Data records
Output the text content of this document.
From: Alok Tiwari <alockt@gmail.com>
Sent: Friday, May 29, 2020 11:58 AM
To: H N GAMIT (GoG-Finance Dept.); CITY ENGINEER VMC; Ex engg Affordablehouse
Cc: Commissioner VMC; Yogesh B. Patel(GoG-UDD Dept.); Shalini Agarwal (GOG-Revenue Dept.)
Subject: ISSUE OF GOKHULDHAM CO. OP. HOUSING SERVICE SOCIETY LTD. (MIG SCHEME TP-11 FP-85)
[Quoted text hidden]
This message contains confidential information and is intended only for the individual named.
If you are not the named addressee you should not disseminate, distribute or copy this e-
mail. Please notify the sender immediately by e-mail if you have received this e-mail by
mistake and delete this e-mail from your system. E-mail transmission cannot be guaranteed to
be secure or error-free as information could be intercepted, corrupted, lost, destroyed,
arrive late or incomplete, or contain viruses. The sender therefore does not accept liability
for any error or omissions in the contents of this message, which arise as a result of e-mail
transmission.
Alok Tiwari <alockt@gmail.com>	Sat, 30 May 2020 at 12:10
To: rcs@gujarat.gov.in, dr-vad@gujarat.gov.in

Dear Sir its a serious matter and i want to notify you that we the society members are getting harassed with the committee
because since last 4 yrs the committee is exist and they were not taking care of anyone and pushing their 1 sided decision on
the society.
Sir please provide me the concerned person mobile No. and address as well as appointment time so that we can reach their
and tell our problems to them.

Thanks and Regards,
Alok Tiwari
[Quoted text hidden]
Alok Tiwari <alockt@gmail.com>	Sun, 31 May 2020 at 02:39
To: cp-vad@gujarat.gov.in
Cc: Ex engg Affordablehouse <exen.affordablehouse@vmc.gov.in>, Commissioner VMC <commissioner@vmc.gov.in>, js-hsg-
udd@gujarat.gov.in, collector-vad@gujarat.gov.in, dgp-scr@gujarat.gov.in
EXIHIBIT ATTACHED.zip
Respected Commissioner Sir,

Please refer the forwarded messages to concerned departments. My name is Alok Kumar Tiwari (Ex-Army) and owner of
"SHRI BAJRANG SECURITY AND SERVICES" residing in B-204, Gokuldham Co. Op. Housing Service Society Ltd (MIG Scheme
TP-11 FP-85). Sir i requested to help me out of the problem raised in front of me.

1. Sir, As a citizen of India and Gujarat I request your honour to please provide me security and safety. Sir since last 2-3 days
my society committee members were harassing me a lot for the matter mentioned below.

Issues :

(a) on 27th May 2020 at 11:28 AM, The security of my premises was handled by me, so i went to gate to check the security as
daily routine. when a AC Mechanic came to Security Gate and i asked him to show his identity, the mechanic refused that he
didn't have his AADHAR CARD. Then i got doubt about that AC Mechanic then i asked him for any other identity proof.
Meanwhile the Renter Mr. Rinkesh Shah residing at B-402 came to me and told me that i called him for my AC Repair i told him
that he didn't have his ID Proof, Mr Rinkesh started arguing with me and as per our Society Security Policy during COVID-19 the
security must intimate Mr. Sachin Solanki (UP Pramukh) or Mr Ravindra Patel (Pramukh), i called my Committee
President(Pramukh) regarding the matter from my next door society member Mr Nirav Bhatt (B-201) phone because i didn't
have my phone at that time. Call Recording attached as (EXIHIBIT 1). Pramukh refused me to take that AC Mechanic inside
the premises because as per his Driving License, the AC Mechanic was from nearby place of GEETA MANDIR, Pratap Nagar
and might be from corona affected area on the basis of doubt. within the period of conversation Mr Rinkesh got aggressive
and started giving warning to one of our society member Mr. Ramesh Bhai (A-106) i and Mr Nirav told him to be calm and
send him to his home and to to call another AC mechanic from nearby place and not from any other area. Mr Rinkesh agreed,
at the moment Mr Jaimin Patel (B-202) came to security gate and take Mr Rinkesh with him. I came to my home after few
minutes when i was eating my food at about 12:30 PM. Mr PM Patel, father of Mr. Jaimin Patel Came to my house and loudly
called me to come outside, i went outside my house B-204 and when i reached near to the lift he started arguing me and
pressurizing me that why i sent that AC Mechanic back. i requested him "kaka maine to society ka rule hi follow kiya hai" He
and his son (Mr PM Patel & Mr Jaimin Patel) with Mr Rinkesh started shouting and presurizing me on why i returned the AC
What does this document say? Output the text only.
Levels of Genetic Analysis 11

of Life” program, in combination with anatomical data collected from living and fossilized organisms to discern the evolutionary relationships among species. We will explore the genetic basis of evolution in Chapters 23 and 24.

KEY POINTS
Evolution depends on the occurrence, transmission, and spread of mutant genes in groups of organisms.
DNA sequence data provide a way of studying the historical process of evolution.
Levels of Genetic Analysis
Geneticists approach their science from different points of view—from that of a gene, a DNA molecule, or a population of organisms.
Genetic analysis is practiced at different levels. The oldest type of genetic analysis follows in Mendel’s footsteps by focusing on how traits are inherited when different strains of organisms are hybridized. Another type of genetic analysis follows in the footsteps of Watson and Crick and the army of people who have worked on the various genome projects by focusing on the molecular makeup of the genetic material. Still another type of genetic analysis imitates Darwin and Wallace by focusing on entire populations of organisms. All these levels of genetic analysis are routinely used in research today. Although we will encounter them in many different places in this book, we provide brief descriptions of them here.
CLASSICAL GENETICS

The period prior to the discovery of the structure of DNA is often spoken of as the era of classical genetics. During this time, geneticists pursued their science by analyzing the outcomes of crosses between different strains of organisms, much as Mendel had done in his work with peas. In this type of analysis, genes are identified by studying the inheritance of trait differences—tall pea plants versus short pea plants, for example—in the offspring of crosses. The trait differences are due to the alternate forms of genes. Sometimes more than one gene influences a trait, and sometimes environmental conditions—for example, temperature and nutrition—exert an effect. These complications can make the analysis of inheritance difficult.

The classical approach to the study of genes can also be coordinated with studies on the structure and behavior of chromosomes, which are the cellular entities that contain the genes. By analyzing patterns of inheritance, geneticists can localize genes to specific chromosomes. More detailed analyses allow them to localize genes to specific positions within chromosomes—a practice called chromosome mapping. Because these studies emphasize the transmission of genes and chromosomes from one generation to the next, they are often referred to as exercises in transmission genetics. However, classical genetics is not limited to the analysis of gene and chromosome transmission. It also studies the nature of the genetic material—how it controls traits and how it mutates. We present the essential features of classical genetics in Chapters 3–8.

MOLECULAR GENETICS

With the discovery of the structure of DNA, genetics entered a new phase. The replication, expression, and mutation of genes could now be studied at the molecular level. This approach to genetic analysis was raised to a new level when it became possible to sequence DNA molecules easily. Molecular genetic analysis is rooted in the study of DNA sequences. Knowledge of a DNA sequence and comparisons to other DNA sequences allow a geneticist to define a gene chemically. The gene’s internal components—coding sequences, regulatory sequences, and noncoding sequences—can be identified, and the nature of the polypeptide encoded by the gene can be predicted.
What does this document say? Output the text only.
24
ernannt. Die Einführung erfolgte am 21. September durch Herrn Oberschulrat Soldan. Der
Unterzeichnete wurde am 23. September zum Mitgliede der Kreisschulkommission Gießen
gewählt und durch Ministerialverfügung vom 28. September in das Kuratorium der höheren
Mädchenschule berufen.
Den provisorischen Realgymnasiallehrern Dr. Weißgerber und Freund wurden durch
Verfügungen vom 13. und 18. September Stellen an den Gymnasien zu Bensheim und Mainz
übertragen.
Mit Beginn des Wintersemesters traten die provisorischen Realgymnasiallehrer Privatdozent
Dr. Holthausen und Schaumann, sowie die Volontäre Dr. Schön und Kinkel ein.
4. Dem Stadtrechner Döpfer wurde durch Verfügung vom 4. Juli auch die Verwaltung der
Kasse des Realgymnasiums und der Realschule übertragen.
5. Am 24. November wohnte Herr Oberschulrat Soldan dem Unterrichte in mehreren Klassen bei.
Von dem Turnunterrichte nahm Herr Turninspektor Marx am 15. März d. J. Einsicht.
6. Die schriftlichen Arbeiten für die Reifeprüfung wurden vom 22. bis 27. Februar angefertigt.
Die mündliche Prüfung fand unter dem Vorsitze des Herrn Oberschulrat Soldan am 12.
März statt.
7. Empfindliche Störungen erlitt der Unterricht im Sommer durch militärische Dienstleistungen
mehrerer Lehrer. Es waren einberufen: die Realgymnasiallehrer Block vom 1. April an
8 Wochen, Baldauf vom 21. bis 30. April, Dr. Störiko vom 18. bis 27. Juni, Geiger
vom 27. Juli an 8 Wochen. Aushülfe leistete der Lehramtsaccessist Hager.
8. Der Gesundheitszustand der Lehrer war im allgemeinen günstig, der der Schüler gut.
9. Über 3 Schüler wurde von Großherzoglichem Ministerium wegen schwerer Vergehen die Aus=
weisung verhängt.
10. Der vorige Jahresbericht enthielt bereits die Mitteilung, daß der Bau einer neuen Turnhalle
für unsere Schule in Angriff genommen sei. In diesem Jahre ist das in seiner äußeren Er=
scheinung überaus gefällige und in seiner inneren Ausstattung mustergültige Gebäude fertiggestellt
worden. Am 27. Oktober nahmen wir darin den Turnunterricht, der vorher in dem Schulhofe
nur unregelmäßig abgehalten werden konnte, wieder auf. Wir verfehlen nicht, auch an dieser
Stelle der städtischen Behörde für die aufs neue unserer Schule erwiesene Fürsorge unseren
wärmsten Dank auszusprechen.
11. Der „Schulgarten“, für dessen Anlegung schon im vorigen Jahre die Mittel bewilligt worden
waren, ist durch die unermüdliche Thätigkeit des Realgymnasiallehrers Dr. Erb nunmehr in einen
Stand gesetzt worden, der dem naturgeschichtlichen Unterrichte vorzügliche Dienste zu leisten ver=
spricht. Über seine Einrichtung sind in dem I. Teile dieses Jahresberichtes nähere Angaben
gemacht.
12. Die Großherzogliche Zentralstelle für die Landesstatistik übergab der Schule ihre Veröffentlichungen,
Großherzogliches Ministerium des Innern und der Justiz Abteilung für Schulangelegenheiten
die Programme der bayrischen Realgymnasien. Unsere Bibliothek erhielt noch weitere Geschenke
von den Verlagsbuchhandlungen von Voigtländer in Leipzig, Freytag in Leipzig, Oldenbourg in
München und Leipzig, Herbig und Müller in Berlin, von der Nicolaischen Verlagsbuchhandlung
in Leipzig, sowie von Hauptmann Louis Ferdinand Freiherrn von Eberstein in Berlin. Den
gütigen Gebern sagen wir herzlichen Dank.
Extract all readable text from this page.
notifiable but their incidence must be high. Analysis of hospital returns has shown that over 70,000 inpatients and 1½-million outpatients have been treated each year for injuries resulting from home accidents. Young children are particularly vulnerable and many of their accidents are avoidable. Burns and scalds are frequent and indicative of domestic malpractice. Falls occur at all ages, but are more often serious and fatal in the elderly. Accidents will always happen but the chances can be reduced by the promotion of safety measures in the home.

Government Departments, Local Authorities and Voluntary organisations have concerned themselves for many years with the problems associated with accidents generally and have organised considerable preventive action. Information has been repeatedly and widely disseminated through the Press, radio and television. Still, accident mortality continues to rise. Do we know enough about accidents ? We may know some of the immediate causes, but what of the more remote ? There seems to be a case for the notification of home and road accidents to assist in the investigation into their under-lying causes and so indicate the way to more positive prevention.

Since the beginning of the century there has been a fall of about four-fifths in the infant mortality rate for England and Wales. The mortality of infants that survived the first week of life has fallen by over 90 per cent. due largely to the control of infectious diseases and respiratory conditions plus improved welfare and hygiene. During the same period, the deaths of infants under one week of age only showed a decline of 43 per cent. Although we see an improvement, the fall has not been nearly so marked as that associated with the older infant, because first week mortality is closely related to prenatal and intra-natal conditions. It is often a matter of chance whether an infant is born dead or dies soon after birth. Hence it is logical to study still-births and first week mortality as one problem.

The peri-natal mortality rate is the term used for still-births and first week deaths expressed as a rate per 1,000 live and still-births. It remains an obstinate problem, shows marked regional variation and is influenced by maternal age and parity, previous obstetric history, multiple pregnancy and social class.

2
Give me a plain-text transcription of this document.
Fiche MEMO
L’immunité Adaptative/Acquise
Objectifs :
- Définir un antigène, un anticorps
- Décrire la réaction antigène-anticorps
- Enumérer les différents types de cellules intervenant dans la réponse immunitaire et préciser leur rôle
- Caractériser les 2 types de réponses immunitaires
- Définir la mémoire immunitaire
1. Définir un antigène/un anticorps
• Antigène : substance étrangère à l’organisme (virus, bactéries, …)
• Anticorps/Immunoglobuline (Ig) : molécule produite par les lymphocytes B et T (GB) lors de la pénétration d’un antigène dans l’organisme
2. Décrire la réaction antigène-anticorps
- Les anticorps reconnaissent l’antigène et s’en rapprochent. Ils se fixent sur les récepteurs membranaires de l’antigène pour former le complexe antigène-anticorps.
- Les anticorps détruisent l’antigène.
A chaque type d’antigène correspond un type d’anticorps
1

Requirement:
From the entries, copy every line in which the string "raised" can be found.

Task answer:
TP-11 FP-85). Sir i requested to help me out of the problem raised in front of me.
With the discovery of the structure of DNA, genetics entered a new phase. The replication, expression, and mutation of genes could now be studied at the molecular level. This approach to genetic analysis was raised to a new level when it became possible to sequence DNA molecules easily. Molecular genetic analysis is rooted in the study of DNA sequences. Knowledge of a DNA sequence and comparisons to other DNA sequences allow a geneticist to define a gene chemically. The gene’s internal components—coding sequences, regulatory sequences, and noncoding sequences—can be identified, and the nature of the polypeptide encoded by the gene can be predicted.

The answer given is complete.